Repetitive elements in the H. neptunium genomea

Class Avg size (bp) No. of copies Functionb
1 1,265 4 ISCc3 transposase
2 1,019 8 ISCc2 transposase
3 608 2 EF-Tu C terminus
4 542 2 EF-Tu N terminus
5 370 6 Conserved intergenic region
6 647 2 DUF227 C terminus
7 320 2 DUF227 N terminus
a

Repeats listed are those over 200 bp in length as found by REPuter (42).

b

DUF227 is a family of proteins containing a conserved domain of unknown function.

Metabolism.

Cultured Hyphomonas species preferentially use amino acids as their carbon and energy sources (56). Consistent with this, H. neptunium ATCC 15444T did not use glucose in semisynthetic growth medium (93, 91) but was capable of using pyruvate, α-ketoglutarate, fumarate, or malate as carbon sources (22).

Despite these experimental results, it appears that the H. neptunium genome possesses all of the genes needed for both the glycolytic conversion of glucose to pyruvate and pentose phosphate biosynthetic pathways. This suggests that, while H. neptunium may not have used glucose under the conditions tested, it does have the ability to utilize glucose under some conditions. Since H. neptunium possesses genes encoding enzymes for a complete tricarboxylic acid cycle along with enzymes for the glyoxylate shunt, the ability of H. neptunium to utilize organic acids (22) is supported by genome analysis. Additionally, the genome analysis suggests that glycerol can serve as a carbon source for H. neptunium by feeding the end product of glycerol dehydrogenase into the glycolytic pathway. As expected, genes for the complete degradative pathways of the 20 standard amino acids are also present.

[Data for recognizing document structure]
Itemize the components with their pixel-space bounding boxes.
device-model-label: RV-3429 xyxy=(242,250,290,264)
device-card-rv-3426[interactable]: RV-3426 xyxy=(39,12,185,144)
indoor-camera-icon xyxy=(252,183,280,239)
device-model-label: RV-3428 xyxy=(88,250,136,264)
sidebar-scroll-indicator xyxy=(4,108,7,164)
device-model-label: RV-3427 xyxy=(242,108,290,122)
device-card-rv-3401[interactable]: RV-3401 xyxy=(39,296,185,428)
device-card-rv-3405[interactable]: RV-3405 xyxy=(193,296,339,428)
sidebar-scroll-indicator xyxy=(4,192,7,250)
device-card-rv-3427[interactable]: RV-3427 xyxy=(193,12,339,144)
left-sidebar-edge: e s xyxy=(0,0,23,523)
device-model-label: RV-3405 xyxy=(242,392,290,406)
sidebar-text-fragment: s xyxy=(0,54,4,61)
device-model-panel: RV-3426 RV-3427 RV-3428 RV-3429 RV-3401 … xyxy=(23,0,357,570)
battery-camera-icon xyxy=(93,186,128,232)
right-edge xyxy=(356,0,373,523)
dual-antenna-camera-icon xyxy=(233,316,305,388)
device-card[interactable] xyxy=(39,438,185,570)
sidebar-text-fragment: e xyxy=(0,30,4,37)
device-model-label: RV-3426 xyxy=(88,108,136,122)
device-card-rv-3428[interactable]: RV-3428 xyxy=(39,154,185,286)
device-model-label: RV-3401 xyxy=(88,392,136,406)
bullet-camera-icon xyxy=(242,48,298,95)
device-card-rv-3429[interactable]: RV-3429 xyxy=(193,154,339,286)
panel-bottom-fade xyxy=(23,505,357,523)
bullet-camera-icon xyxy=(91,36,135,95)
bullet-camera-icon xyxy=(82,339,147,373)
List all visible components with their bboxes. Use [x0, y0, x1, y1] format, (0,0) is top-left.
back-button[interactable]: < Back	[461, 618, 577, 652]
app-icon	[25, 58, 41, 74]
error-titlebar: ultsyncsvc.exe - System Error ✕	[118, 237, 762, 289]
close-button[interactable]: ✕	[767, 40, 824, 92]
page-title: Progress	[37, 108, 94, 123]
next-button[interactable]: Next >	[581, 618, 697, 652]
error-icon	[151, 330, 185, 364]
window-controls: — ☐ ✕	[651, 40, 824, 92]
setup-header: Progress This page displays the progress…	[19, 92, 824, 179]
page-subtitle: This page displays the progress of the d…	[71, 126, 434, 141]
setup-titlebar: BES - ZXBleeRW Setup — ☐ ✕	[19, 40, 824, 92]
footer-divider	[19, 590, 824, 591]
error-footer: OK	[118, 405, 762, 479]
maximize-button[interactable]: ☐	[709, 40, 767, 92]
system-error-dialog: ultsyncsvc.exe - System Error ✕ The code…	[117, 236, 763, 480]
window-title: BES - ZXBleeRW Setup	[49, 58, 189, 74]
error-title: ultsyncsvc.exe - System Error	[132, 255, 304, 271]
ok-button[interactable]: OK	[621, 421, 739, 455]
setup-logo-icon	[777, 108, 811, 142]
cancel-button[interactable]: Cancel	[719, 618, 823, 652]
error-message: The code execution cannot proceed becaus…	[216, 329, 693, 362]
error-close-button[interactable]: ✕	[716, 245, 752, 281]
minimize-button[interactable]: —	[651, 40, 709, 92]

__Task list__
**1.** In the H. neptunium text, which carbon sources was H. neptunium ATCC 15444T able to use?
**2.** Do these statements agree with the H. neptunium text? Answer yes or no for each, and quote the deciding words. (a) H. neptunium ATCC 15444T used glucose in semisynthetic growth medium. (b) The H. neptunium genome has genes for enzymes of a complete tricarboxylic acid cycle. (c) Cultured Hyphomonas species prefer amino acids as their carbon and energy sources.
**3.** From the H. neptunium text, pull out the passage that begins at the words "Repetitive elements in" and stops after "by REPuter (42).".
The rows have no part in this.

__List of solutions__
**1.** Pyruvate, α-ketoglutarate, fumarate, or malate.

**2.**
(a) No: "did not use glucose in semisynthetic growth medium"
(b) Yes: "possesses genes encoding enzymes for a complete tricarboxylic acid cycle"
(c) Yes: "preferentially use amino acids as their carbon and energy sources"

**3.**
Repetitive elements in the H. neptunium genomea

Class Avg size (bp) No. of copies Functionb
1 1,265 4 ISCc3 transposase
2 1,019 8 ISCc2 transposase
3 608 2 EF-Tu C terminus
4 542 2 EF-Tu N terminus
5 370 6 Conserved intergenic region
6 647 2 DUF227 C terminus
7 320 2 DUF227 N terminus
a

Repeats listed are those over 200 bp in length as found by REPuter (42).